Exercise: Nothing in the data should change when you return it, but leave the pictures out.

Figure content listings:
####

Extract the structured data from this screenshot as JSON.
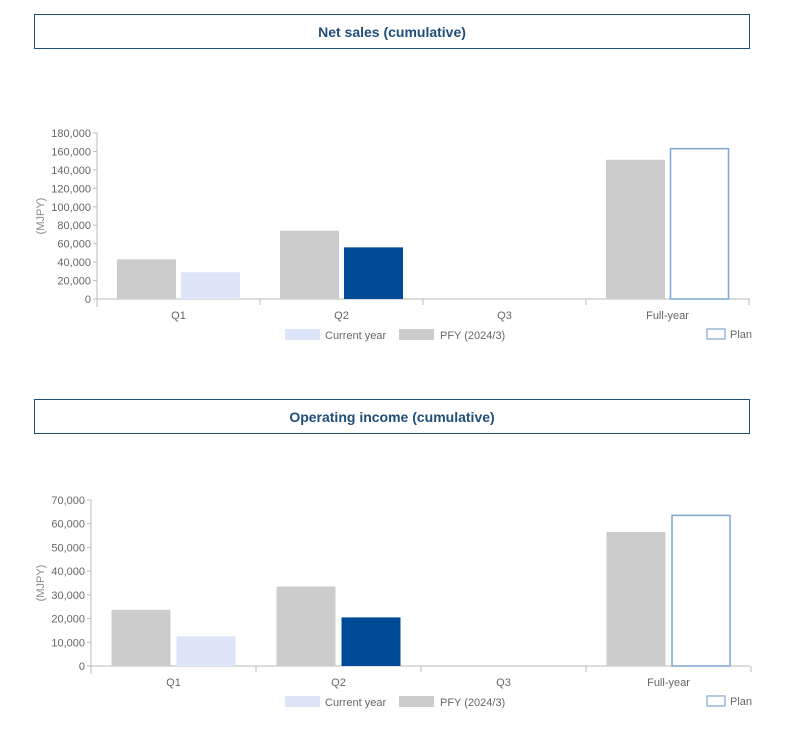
{
  "colors": {
    "pfy": "#cccccc",
    "current_light": "#dce6f8",
    "current_dark": "#004b97",
    "plan_stroke": "#7fa7d1",
    "title": "#1f4e79",
    "axis": "#bbbbbb",
    "text": "#666666"
  },
  "chart_data": [
    {
      "type": "bar",
      "title": "Net sales (cumulative)",
      "ylabel": "(MJPY)",
      "ylim": [
        0,
        180000
      ],
      "yticks": [
        "0",
        "20,000",
        "40,000",
        "60,000",
        "80,000",
        "100,000",
        "120,000",
        "140,000",
        "160,000",
        "180,000"
      ],
      "categories": [
        "Q1",
        "Q2",
        "Q3",
        "Full-year"
      ],
      "series": [
        {
          "name": "PFY (2024/3)",
          "values": [
            43000,
            74000,
            null,
            151000
          ]
        },
        {
          "name": "Current year",
          "values": [
            29000,
            56000,
            null,
            null
          ]
        },
        {
          "name": "Plan",
          "values": [
            null,
            null,
            null,
            163000
          ]
        }
      ],
      "legend": {
        "current": "Current year",
        "pfy": "PFY (2024/3)",
        "plan": "Plan"
      }
    },
    {
      "type": "bar",
      "title": "Operating income (cumulative)",
      "ylabel": "(MJPY)",
      "ylim": [
        0,
        70000
      ],
      "yticks": [
        "0",
        "10,000",
        "20,000",
        "30,000",
        "40,000",
        "50,000",
        "60,000",
        "70,000"
      ],
      "categories": [
        "Q1",
        "Q2",
        "Q3",
        "Full-year"
      ],
      "series": [
        {
          "name": "PFY (2024/3)",
          "values": [
            23700,
            33500,
            null,
            56500
          ]
        },
        {
          "name": "Current year",
          "values": [
            12500,
            20500,
            null,
            null
          ]
        },
        {
          "name": "Plan",
          "values": [
            null,
            null,
            null,
            63500
          ]
        }
      ],
      "legend": {
        "current": "Current year",
        "pfy": "PFY (2024/3)",
        "plan": "Plan"
      }
    }
  ]
}
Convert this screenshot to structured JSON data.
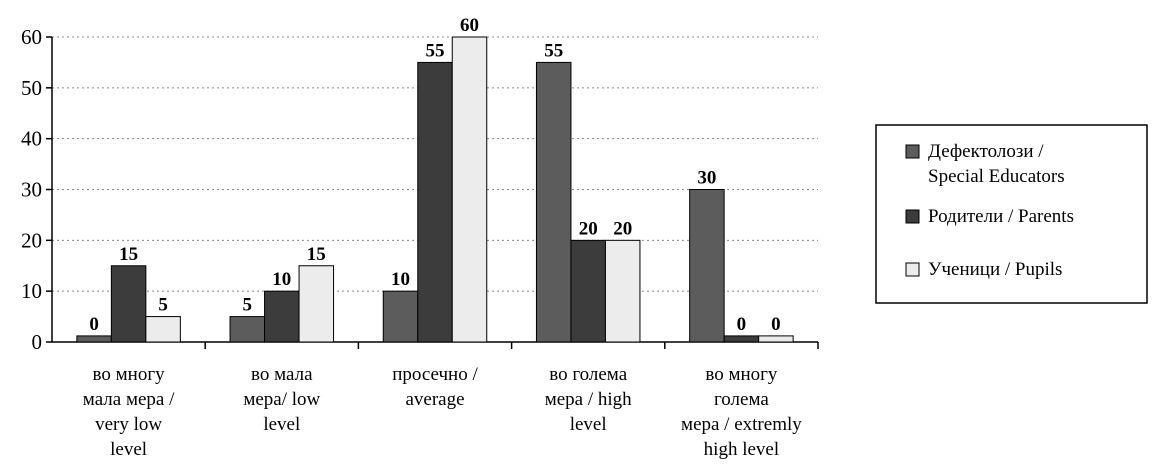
{
  "chart_data": {
    "type": "bar",
    "title": "",
    "xlabel": "",
    "ylabel": "",
    "ylim": [
      0,
      60
    ],
    "yticks": [
      "0",
      "10",
      "20",
      "30",
      "40",
      "50",
      "60"
    ],
    "grid": "dotted horizontal",
    "legend_position": "right",
    "categories": [
      [
        "во многу",
        "мала мера /",
        "very low",
        "level"
      ],
      [
        "во мала",
        "мера/ low",
        "level"
      ],
      [
        "просечно /",
        "average"
      ],
      [
        "во голема",
        "мера / high",
        "level"
      ],
      [
        "во многу",
        "голема",
        "мера / extremly",
        "high level"
      ]
    ],
    "series": [
      {
        "name": [
          "Дефектолози /",
          "Special Educators"
        ],
        "values": [
          0,
          5,
          10,
          55,
          30
        ],
        "color": "#5c5c5c"
      },
      {
        "name": [
          "Родители / Parents"
        ],
        "values": [
          15,
          10,
          55,
          20,
          0
        ],
        "color": "#3c3c3c"
      },
      {
        "name": [
          "Ученици / Pupils"
        ],
        "values": [
          5,
          15,
          60,
          20,
          0
        ],
        "color": "#ececec"
      }
    ]
  }
}
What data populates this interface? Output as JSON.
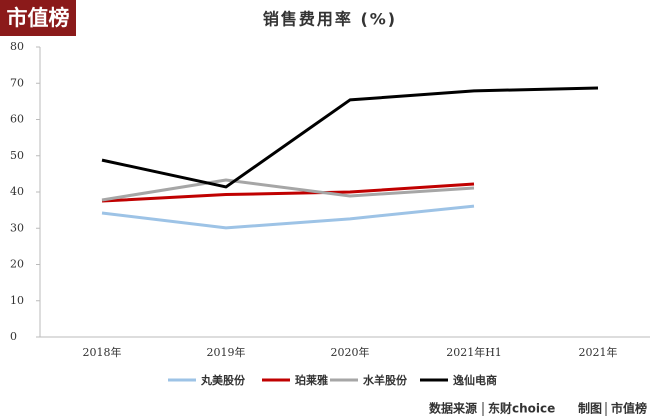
{
  "logo": "市值榜",
  "footer": {
    "source_label": "数据来源",
    "source": "东财choice",
    "credit_label": "制图",
    "credit": "市值榜"
  },
  "chart_data": {
    "type": "line",
    "title": "销售费用率 (%)",
    "categories": [
      "2018年",
      "2019年",
      "2020年",
      "2021年H1",
      "2021年"
    ],
    "series": [
      {
        "name": "丸美股份",
        "color": "#9dc3e6",
        "values": [
          34.2,
          30.1,
          32.6,
          36.1,
          null
        ]
      },
      {
        "name": "珀莱雅",
        "color": "#c00000",
        "values": [
          37.5,
          39.3,
          40.0,
          42.2,
          null
        ]
      },
      {
        "name": "水羊股份",
        "color": "#a6a6a6",
        "values": [
          37.8,
          43.3,
          38.9,
          41.1,
          null
        ]
      },
      {
        "name": "逸仙电商",
        "color": "#000000",
        "values": [
          48.8,
          41.4,
          65.4,
          67.9,
          68.7
        ]
      }
    ],
    "ylim": [
      0,
      80
    ],
    "yticks": [
      0,
      10,
      20,
      30,
      40,
      50,
      60,
      70,
      80
    ],
    "grid": false
  }
}
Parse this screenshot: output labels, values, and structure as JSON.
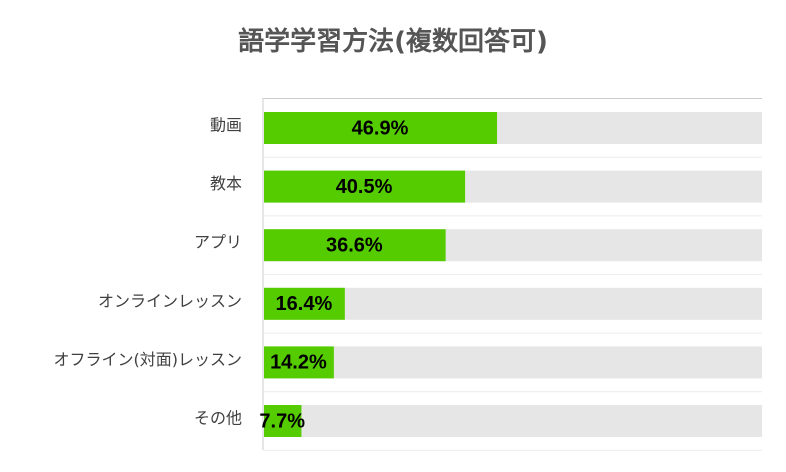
{
  "chart_data": {
    "type": "bar",
    "orientation": "horizontal",
    "title": "語学学習方法(複数回答可)",
    "xlabel": "",
    "ylabel": "",
    "xlim": [
      0,
      100
    ],
    "categories": [
      "動画",
      "教本",
      "アプリ",
      "オンラインレッスン",
      "オフライン(対面)レッスン",
      "その他"
    ],
    "values": [
      46.9,
      40.5,
      36.6,
      16.4,
      14.2,
      7.7
    ],
    "value_labels": [
      "46.9%",
      "40.5%",
      "36.6%",
      "16.4%",
      "14.2%",
      "7.7%"
    ],
    "grid": false,
    "legend": "none",
    "colors": {
      "bar": "#55cc00",
      "track": "#e6e6e6",
      "axis": "#cccccc",
      "title": "#555555",
      "category_text": "#404040",
      "value_text": "#000000"
    }
  }
}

####

Exercise output:
Extract the structured data from this screenshot as JSON.
{
  "colors": {
    "pfy": "#cccccc",
    "current_light": "#dce6f8",
    "current_dark": "#004b97",
    "plan_stroke": "#7fa7d1",
    "title": "#1f4e79",
    "axis": "#bbbbbb",
    "text": "#666666"
  },
  "chart_data": [
    {
      "type": "bar",
      "title": "Net sales (cumulative)",
      "ylabel": "(MJPY)",
      "ylim": [
        0,
        180000
      ],
      "yticks": [
        "0",
        "20,000",
        "40,000",
        "60,000",
        "80,000",
        "100,000",
        "120,000",
        "140,000",
        "160,000",
        "180,000"
      ],
      "categories": [
        "Q1",
        "Q2",
        "Q3",
        "Full-year"
      ],
      "series": [
        {
          "name": "PFY (2024/3)",
          "values": [
            43000,
            74000,
            null,
            151000
          ]
        },
        {
          "name": "Current year",
          "values": [
            29000,
            56000,
            null,
            null
          ]
        },
        {
          "name": "Plan",
          "values": [
            null,
            null,
            null,
            163000
          ]
        }
      ],
      "legend": {
        "current": "Current year",
        "pfy": "PFY (2024/3)",
        "plan": "Plan"
      }
    },
    {
      "type": "bar",
      "title": "Operating income (cumulative)",
      "ylabel": "(MJPY)",
      "ylim": [
        0,
        70000
      ],
      "yticks": [
        "0",
        "10,000",
        "20,000",
        "30,000",
        "40,000",
        "50,000",
        "60,000",
        "70,000"
      ],
      "categories": [
        "Q1",
        "Q2",
        "Q3",
        "Full-year"
      ],
      "series": [
        {
          "name": "PFY (2024/3)",
          "values": [
            23700,
            33500,
            null,
            56500
          ]
        },
        {
          "name": "Current year",
          "values": [
            12500,
            20500,
            null,
            null
          ]
        },
        {
          "name": "Plan",
          "values": [
            null,
            null,
            null,
            63500
          ]
        }
      ],
      "legend": {
        "current": "Current year",
        "pfy": "PFY (2024/3)",
        "plan": "Plan"
      }
    }
  ]
}
Convert this screenshot to structured JSON data.
{
  "chart_data": {
    "type": "bar",
    "title": "",
    "xlabel": "",
    "ylabel": "",
    "ylim": [
      0,
      60
    ],
    "yticks": [
      "0",
      "10",
      "20",
      "30",
      "40",
      "50",
      "60"
    ],
    "grid": "dotted horizontal",
    "legend_position": "right",
    "categories": [
      [
        "во многу",
        "мала мера /",
        "very low",
        "level"
      ],
      [
        "во мала",
        "мера/ low",
        "level"
      ],
      [
        "просечно /",
        "average"
      ],
      [
        "во голема",
        "мера / high",
        "level"
      ],
      [
        "во многу",
        "голема",
        "мера / extremly",
        "high level"
      ]
    ],
    "series": [
      {
        "name": [
          "Дефектолози /",
          "Special Educators"
        ],
        "values": [
          0,
          5,
          10,
          55,
          30
        ],
        "color": "#5c5c5c"
      },
      {
        "name": [
          "Родители / Parents"
        ],
        "values": [
          15,
          10,
          55,
          20,
          0
        ],
        "color": "#3c3c3c"
      },
      {
        "name": [
          "Ученици / Pupils"
        ],
        "values": [
          5,
          15,
          60,
          20,
          0
        ],
        "color": "#ececec"
      }
    ]
  }
}
What data populates this interface? Output as JSON.
{
  "logo": "市值榜",
  "footer": {
    "source_label": "数据来源",
    "source": "东财choice",
    "credit_label": "制图",
    "credit": "市值榜"
  },
  "chart_data": {
    "type": "line",
    "title": "销售费用率 (%)",
    "categories": [
      "2018年",
      "2019年",
      "2020年",
      "2021年H1",
      "2021年"
    ],
    "series": [
      {
        "name": "丸美股份",
        "color": "#9dc3e6",
        "values": [
          34.2,
          30.1,
          32.6,
          36.1,
          null
        ]
      },
      {
        "name": "珀莱雅",
        "color": "#c00000",
        "values": [
          37.5,
          39.3,
          40.0,
          42.2,
          null
        ]
      },
      {
        "name": "水羊股份",
        "color": "#a6a6a6",
        "values": [
          37.8,
          43.3,
          38.9,
          41.1,
          null
        ]
      },
      {
        "name": "逸仙电商",
        "color": "#000000",
        "values": [
          48.8,
          41.4,
          65.4,
          67.9,
          68.7
        ]
      }
    ],
    "ylim": [
      0,
      80
    ],
    "yticks": [
      0,
      10,
      20,
      30,
      40,
      50,
      60,
      70,
      80
    ],
    "grid": false
  }
}
Parse this screenshot: output labels, values, and structure as JSON.
{
  "chart_data": {
    "type": "bar",
    "orientation": "horizontal",
    "title": "語学学習方法(複数回答可)",
    "xlabel": "",
    "ylabel": "",
    "xlim": [
      0,
      100
    ],
    "categories": [
      "動画",
      "教本",
      "アプリ",
      "オンラインレッスン",
      "オフライン(対面)レッスン",
      "その他"
    ],
    "values": [
      46.9,
      40.5,
      36.6,
      16.4,
      14.2,
      7.7
    ],
    "value_labels": [
      "46.9%",
      "40.5%",
      "36.6%",
      "16.4%",
      "14.2%",
      "7.7%"
    ],
    "grid": false,
    "legend": "none",
    "colors": {
      "bar": "#55cc00",
      "track": "#e6e6e6",
      "axis": "#cccccc",
      "title": "#555555",
      "category_text": "#404040",
      "value_text": "#000000"
    }
  }
}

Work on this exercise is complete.